Data excerpts:
++++++
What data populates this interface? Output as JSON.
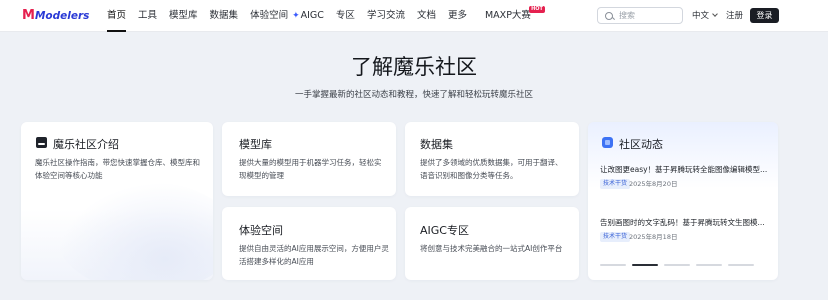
{
  "logo": {
    "mark": "M",
    "text": "Modelers"
  },
  "nav": {
    "items": [
      {
        "label": "首页",
        "active": true
      },
      {
        "label": "工具"
      },
      {
        "label": "模型库"
      },
      {
        "label": "数据集"
      },
      {
        "label": "体验空间"
      },
      {
        "label": "AIGC"
      },
      {
        "label": "专区"
      },
      {
        "label": "学习交流"
      },
      {
        "label": "文档"
      },
      {
        "label": "更多"
      },
      {
        "label": "MAXP大赛",
        "badge": "HOT"
      }
    ],
    "search_placeholder": "搜索",
    "language": "中文",
    "register": "注册",
    "login": "登录"
  },
  "hero": {
    "title": "了解魔乐社区",
    "subtitle": "一手掌握最新的社区动态和教程，快速了解和轻松玩转魔乐社区"
  },
  "cards": {
    "intro": {
      "title": "魔乐社区介绍",
      "desc": "魔乐社区操作指南，带您快速掌握仓库、模型库和体验空间等核心功能"
    },
    "models": {
      "title": "模型库",
      "desc": "提供大量的模型用于机器学习任务，轻松实现模型的管理"
    },
    "datasets": {
      "title": "数据集",
      "desc": "提供了多领域的优质数据集，可用于翻译、语音识别和图像分类等任务。"
    },
    "spaces": {
      "title": "体验空间",
      "desc": "提供自由灵活的AI应用展示空间，方便用户灵活搭建多样化的AI应用"
    },
    "aigc": {
      "title": "AIGC专区",
      "desc": "将创意与技术完美融合的一站式AI创作平台"
    }
  },
  "social": {
    "title": "社区动态",
    "posts": [
      {
        "title": "让改图更easy！基于昇腾玩转全能图像编辑模型...",
        "tag": "技术干货",
        "date": "2025年8月20日"
      },
      {
        "title": "告别画图时的文字乱码！基于昇腾玩转文生图模...",
        "tag": "技术干货",
        "date": "2025年8月18日"
      }
    ],
    "carousel_count": 5,
    "carousel_active": 1
  },
  "colors": {
    "accent": "#3d72f4",
    "hot": "#e5214f",
    "brand_blue": "#2a3ad6"
  }
}
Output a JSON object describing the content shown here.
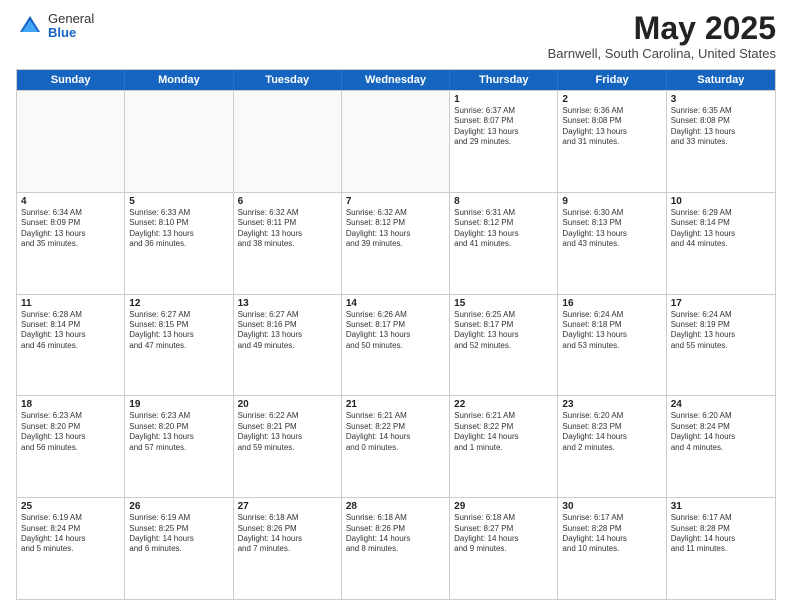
{
  "logo": {
    "general": "General",
    "blue": "Blue"
  },
  "title": "May 2025",
  "location": "Barnwell, South Carolina, United States",
  "weekdays": [
    "Sunday",
    "Monday",
    "Tuesday",
    "Wednesday",
    "Thursday",
    "Friday",
    "Saturday"
  ],
  "rows": [
    [
      {
        "day": "",
        "lines": []
      },
      {
        "day": "",
        "lines": []
      },
      {
        "day": "",
        "lines": []
      },
      {
        "day": "",
        "lines": []
      },
      {
        "day": "1",
        "lines": [
          "Sunrise: 6:37 AM",
          "Sunset: 8:07 PM",
          "Daylight: 13 hours",
          "and 29 minutes."
        ]
      },
      {
        "day": "2",
        "lines": [
          "Sunrise: 6:36 AM",
          "Sunset: 8:08 PM",
          "Daylight: 13 hours",
          "and 31 minutes."
        ]
      },
      {
        "day": "3",
        "lines": [
          "Sunrise: 6:35 AM",
          "Sunset: 8:08 PM",
          "Daylight: 13 hours",
          "and 33 minutes."
        ]
      }
    ],
    [
      {
        "day": "4",
        "lines": [
          "Sunrise: 6:34 AM",
          "Sunset: 8:09 PM",
          "Daylight: 13 hours",
          "and 35 minutes."
        ]
      },
      {
        "day": "5",
        "lines": [
          "Sunrise: 6:33 AM",
          "Sunset: 8:10 PM",
          "Daylight: 13 hours",
          "and 36 minutes."
        ]
      },
      {
        "day": "6",
        "lines": [
          "Sunrise: 6:32 AM",
          "Sunset: 8:11 PM",
          "Daylight: 13 hours",
          "and 38 minutes."
        ]
      },
      {
        "day": "7",
        "lines": [
          "Sunrise: 6:32 AM",
          "Sunset: 8:12 PM",
          "Daylight: 13 hours",
          "and 39 minutes."
        ]
      },
      {
        "day": "8",
        "lines": [
          "Sunrise: 6:31 AM",
          "Sunset: 8:12 PM",
          "Daylight: 13 hours",
          "and 41 minutes."
        ]
      },
      {
        "day": "9",
        "lines": [
          "Sunrise: 6:30 AM",
          "Sunset: 8:13 PM",
          "Daylight: 13 hours",
          "and 43 minutes."
        ]
      },
      {
        "day": "10",
        "lines": [
          "Sunrise: 6:29 AM",
          "Sunset: 8:14 PM",
          "Daylight: 13 hours",
          "and 44 minutes."
        ]
      }
    ],
    [
      {
        "day": "11",
        "lines": [
          "Sunrise: 6:28 AM",
          "Sunset: 8:14 PM",
          "Daylight: 13 hours",
          "and 46 minutes."
        ]
      },
      {
        "day": "12",
        "lines": [
          "Sunrise: 6:27 AM",
          "Sunset: 8:15 PM",
          "Daylight: 13 hours",
          "and 47 minutes."
        ]
      },
      {
        "day": "13",
        "lines": [
          "Sunrise: 6:27 AM",
          "Sunset: 8:16 PM",
          "Daylight: 13 hours",
          "and 49 minutes."
        ]
      },
      {
        "day": "14",
        "lines": [
          "Sunrise: 6:26 AM",
          "Sunset: 8:17 PM",
          "Daylight: 13 hours",
          "and 50 minutes."
        ]
      },
      {
        "day": "15",
        "lines": [
          "Sunrise: 6:25 AM",
          "Sunset: 8:17 PM",
          "Daylight: 13 hours",
          "and 52 minutes."
        ]
      },
      {
        "day": "16",
        "lines": [
          "Sunrise: 6:24 AM",
          "Sunset: 8:18 PM",
          "Daylight: 13 hours",
          "and 53 minutes."
        ]
      },
      {
        "day": "17",
        "lines": [
          "Sunrise: 6:24 AM",
          "Sunset: 8:19 PM",
          "Daylight: 13 hours",
          "and 55 minutes."
        ]
      }
    ],
    [
      {
        "day": "18",
        "lines": [
          "Sunrise: 6:23 AM",
          "Sunset: 8:20 PM",
          "Daylight: 13 hours",
          "and 56 minutes."
        ]
      },
      {
        "day": "19",
        "lines": [
          "Sunrise: 6:23 AM",
          "Sunset: 8:20 PM",
          "Daylight: 13 hours",
          "and 57 minutes."
        ]
      },
      {
        "day": "20",
        "lines": [
          "Sunrise: 6:22 AM",
          "Sunset: 8:21 PM",
          "Daylight: 13 hours",
          "and 59 minutes."
        ]
      },
      {
        "day": "21",
        "lines": [
          "Sunrise: 6:21 AM",
          "Sunset: 8:22 PM",
          "Daylight: 14 hours",
          "and 0 minutes."
        ]
      },
      {
        "day": "22",
        "lines": [
          "Sunrise: 6:21 AM",
          "Sunset: 8:22 PM",
          "Daylight: 14 hours",
          "and 1 minute."
        ]
      },
      {
        "day": "23",
        "lines": [
          "Sunrise: 6:20 AM",
          "Sunset: 8:23 PM",
          "Daylight: 14 hours",
          "and 2 minutes."
        ]
      },
      {
        "day": "24",
        "lines": [
          "Sunrise: 6:20 AM",
          "Sunset: 8:24 PM",
          "Daylight: 14 hours",
          "and 4 minutes."
        ]
      }
    ],
    [
      {
        "day": "25",
        "lines": [
          "Sunrise: 6:19 AM",
          "Sunset: 8:24 PM",
          "Daylight: 14 hours",
          "and 5 minutes."
        ]
      },
      {
        "day": "26",
        "lines": [
          "Sunrise: 6:19 AM",
          "Sunset: 8:25 PM",
          "Daylight: 14 hours",
          "and 6 minutes."
        ]
      },
      {
        "day": "27",
        "lines": [
          "Sunrise: 6:18 AM",
          "Sunset: 8:26 PM",
          "Daylight: 14 hours",
          "and 7 minutes."
        ]
      },
      {
        "day": "28",
        "lines": [
          "Sunrise: 6:18 AM",
          "Sunset: 8:26 PM",
          "Daylight: 14 hours",
          "and 8 minutes."
        ]
      },
      {
        "day": "29",
        "lines": [
          "Sunrise: 6:18 AM",
          "Sunset: 8:27 PM",
          "Daylight: 14 hours",
          "and 9 minutes."
        ]
      },
      {
        "day": "30",
        "lines": [
          "Sunrise: 6:17 AM",
          "Sunset: 8:28 PM",
          "Daylight: 14 hours",
          "and 10 minutes."
        ]
      },
      {
        "day": "31",
        "lines": [
          "Sunrise: 6:17 AM",
          "Sunset: 8:28 PM",
          "Daylight: 14 hours",
          "and 11 minutes."
        ]
      }
    ]
  ]
}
++++++
Tally up the lines holding the string "Output" in this listing, and report the total alone.

2